Document page transcription items:
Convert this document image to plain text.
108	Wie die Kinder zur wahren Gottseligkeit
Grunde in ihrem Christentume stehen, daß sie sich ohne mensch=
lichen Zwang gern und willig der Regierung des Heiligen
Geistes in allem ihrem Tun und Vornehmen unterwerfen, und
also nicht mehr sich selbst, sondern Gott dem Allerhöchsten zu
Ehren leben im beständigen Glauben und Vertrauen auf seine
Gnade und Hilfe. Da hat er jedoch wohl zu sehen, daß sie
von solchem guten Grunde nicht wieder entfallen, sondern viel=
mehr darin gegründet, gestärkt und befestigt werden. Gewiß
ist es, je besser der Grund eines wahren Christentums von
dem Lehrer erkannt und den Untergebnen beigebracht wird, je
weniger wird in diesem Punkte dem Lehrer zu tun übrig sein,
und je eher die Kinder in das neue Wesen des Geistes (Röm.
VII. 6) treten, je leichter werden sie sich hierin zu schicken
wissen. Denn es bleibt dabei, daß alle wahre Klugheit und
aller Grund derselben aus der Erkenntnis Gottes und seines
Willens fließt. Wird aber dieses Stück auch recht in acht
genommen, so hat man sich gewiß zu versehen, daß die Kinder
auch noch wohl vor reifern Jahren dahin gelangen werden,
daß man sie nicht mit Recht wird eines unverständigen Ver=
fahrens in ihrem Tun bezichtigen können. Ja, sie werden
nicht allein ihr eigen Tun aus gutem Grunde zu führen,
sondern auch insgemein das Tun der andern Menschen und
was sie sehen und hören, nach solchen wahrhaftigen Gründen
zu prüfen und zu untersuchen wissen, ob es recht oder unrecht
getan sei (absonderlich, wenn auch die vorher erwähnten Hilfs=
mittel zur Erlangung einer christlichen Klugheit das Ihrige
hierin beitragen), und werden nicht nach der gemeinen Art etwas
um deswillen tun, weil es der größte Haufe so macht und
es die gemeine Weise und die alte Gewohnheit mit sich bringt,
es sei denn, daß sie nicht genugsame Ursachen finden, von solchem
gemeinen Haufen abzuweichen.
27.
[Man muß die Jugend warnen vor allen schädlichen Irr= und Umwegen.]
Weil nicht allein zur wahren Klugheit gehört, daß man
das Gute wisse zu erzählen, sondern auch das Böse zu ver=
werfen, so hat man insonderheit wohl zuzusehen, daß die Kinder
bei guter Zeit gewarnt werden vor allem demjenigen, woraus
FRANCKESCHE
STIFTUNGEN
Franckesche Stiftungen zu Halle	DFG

WHAT THIS TASK INVOLVES:
Reproduce the entries exactly as they appear.

ANSWER TO THIS EXERCISE:
Convert this document image to plain text.
108	Wie die Kinder zur wahren Gottseligkeit
Grunde in ihrem Christentume stehen, daß sie sich ohne mensch=
lichen Zwang gern und willig der Regierung des Heiligen
Geistes in allem ihrem Tun und Vornehmen unterwerfen, und
also nicht mehr sich selbst, sondern Gott dem Allerhöchsten zu
Ehren leben im beständigen Glauben und Vertrauen auf seine
Gnade und Hilfe. Da hat er jedoch wohl zu sehen, daß sie
von solchem guten Grunde nicht wieder entfallen, sondern viel=
mehr darin gegründet, gestärkt und befestigt werden. Gewiß
ist es, je besser der Grund eines wahren Christentums von
dem Lehrer erkannt und den Untergebnen beigebracht wird, je
weniger wird in diesem Punkte dem Lehrer zu tun übrig sein,
und je eher die Kinder in das neue Wesen des Geistes (Röm.
VII. 6) treten, je leichter werden sie sich hierin zu schicken
wissen. Denn es bleibt dabei, daß alle wahre Klugheit und
aller Grund derselben aus der Erkenntnis Gottes und seines
Willens fließt. Wird aber dieses Stück auch recht in acht
genommen, so hat man sich gewiß zu versehen, daß die Kinder
auch noch wohl vor reifern Jahren dahin gelangen werden,
daß man sie nicht mit Recht wird eines unverständigen Ver=
fahrens in ihrem Tun bezichtigen können. Ja, sie werden
nicht allein ihr eigen Tun aus gutem Grunde zu führen,
sondern auch insgemein das Tun der andern Menschen und
was sie sehen und hören, nach solchen wahrhaftigen Gründen
zu prüfen und zu untersuchen wissen, ob es recht oder unrecht
getan sei (absonderlich, wenn auch die vorher erwähnten Hilfs=
mittel zur Erlangung einer christlichen Klugheit das Ihrige
hierin beitragen), und werden nicht nach der gemeinen Art etwas
um deswillen tun, weil es der größte Haufe so macht und
es die gemeine Weise und die alte Gewohnheit mit sich bringt,
es sei denn, daß sie nicht genugsame Ursachen finden, von solchem
gemeinen Haufen abzuweichen.
27.
[Man muß die Jugend warnen vor allen schädlichen Irr= und Umwegen.]
Weil nicht allein zur wahren Klugheit gehört, daß man
das Gute wisse zu erzählen, sondern auch das Böse zu ver=
werfen, so hat man insonderheit wohl zuzusehen, daß die Kinder
bei guter Zeit gewarnt werden vor allem demjenigen, woraus
FRANCKESCHE
STIFTUNGEN
Franckesche Stiftungen zu Halle	DFG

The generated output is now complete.